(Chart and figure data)
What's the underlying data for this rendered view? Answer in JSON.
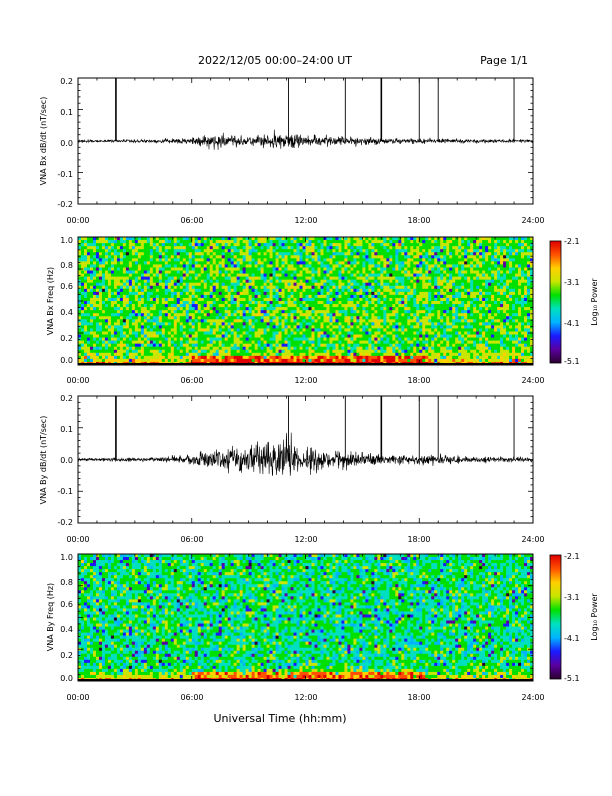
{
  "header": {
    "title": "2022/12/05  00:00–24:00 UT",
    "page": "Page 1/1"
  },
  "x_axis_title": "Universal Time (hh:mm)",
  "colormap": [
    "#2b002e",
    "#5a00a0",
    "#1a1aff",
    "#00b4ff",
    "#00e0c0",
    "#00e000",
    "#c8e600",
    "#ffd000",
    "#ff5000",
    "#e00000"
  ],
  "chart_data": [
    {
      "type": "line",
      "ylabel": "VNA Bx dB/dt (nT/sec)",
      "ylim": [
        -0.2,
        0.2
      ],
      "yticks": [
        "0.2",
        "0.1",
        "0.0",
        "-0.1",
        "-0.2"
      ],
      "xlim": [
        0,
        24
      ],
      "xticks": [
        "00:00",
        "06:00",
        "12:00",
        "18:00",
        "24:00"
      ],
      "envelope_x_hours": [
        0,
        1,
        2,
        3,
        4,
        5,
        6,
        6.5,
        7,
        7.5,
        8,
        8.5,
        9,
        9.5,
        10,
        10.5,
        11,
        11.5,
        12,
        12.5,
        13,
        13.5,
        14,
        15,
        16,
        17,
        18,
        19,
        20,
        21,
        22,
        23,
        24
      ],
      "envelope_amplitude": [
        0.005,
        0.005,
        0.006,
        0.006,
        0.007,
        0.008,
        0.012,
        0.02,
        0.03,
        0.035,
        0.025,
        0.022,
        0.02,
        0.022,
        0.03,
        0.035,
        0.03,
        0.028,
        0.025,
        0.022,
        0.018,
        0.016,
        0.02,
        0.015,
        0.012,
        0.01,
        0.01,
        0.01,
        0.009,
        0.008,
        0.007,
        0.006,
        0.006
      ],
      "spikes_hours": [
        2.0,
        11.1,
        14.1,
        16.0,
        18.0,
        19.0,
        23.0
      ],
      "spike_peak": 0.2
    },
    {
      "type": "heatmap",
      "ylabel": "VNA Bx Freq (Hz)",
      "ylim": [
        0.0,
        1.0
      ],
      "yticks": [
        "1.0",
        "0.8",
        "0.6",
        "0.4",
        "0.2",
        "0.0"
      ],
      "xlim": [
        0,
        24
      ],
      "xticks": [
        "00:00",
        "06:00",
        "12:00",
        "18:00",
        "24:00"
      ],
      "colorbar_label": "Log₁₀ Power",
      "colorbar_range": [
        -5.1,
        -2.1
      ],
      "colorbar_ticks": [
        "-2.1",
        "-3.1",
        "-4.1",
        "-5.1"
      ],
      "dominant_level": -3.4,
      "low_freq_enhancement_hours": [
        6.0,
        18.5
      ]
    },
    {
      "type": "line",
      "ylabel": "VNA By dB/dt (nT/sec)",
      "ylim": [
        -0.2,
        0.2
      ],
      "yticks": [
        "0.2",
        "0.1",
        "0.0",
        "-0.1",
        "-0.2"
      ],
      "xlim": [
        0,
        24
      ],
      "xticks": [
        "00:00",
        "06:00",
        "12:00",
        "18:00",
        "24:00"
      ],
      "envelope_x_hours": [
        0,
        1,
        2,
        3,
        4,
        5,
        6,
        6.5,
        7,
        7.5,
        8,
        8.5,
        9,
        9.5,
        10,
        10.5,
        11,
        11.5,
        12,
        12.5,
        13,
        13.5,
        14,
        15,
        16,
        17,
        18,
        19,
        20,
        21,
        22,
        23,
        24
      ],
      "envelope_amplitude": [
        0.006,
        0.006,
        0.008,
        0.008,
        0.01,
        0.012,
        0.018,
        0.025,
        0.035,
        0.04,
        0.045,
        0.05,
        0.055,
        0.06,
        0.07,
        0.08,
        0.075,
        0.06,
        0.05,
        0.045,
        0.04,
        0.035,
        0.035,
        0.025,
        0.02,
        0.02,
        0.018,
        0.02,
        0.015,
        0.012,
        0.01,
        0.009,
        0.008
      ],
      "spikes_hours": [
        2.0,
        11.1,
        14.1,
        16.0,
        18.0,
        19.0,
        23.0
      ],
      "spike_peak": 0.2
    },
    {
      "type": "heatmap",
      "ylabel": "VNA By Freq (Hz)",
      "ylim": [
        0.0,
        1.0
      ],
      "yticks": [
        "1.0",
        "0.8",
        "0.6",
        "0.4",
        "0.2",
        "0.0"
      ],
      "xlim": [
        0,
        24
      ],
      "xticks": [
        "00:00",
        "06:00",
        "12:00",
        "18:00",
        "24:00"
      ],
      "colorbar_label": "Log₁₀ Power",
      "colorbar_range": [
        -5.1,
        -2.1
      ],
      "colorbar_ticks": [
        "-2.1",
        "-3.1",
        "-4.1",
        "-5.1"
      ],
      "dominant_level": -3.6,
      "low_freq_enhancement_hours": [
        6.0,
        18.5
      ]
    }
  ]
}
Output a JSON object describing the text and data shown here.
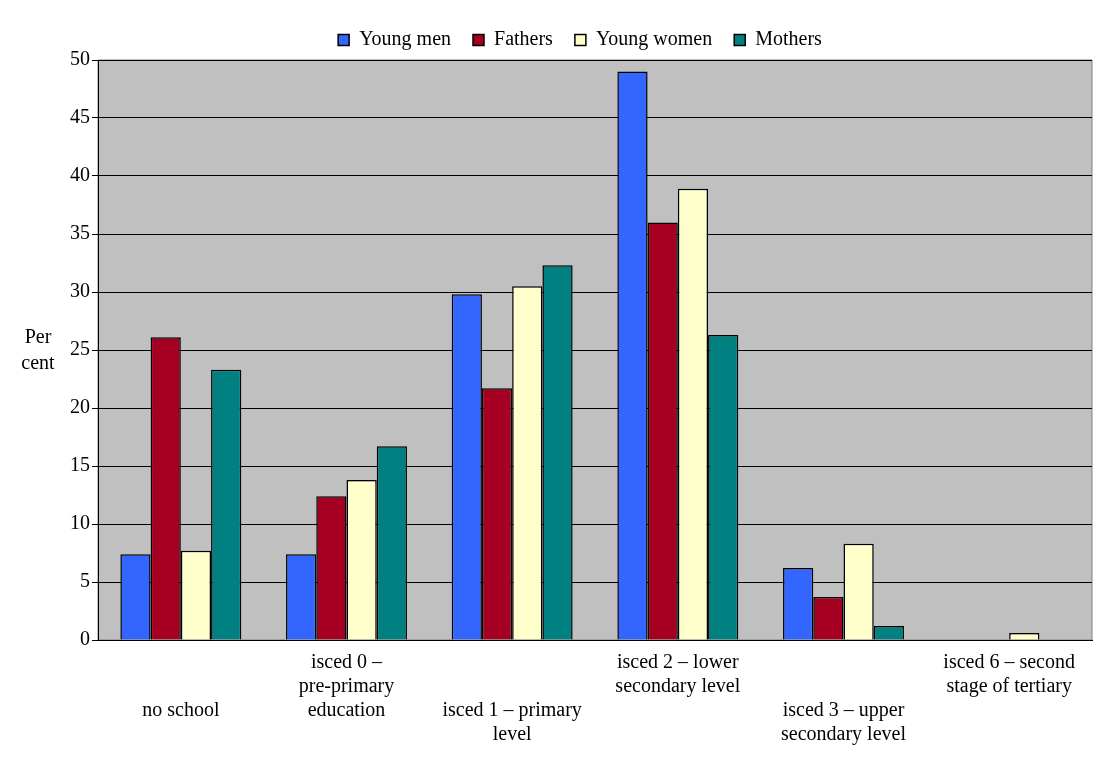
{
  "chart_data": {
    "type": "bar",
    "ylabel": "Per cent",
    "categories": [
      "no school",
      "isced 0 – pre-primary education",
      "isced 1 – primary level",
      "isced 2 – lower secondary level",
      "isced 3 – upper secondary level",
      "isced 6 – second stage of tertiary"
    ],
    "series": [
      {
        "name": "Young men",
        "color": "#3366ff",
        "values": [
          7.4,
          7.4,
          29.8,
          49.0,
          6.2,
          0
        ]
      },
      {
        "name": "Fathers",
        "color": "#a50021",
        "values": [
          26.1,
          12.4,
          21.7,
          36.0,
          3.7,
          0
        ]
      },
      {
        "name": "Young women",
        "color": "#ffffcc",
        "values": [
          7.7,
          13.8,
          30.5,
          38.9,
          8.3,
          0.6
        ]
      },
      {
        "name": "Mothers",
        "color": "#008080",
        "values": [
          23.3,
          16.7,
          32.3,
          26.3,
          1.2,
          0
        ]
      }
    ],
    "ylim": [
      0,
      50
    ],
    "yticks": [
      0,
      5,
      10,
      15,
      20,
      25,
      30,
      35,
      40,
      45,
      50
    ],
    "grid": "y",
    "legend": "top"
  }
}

* [WHAT THE TASK ASKS]:
Find "isced". Copy every line it occurs in.

* [EXERCISE RESULT]:
      "isced 0 – pre-primary education",
      "isced 1 – primary level",
      "isced 2 – lower secondary level",
      "isced 3 – upper secondary level",
      "isced 6 – second stage of tertiary"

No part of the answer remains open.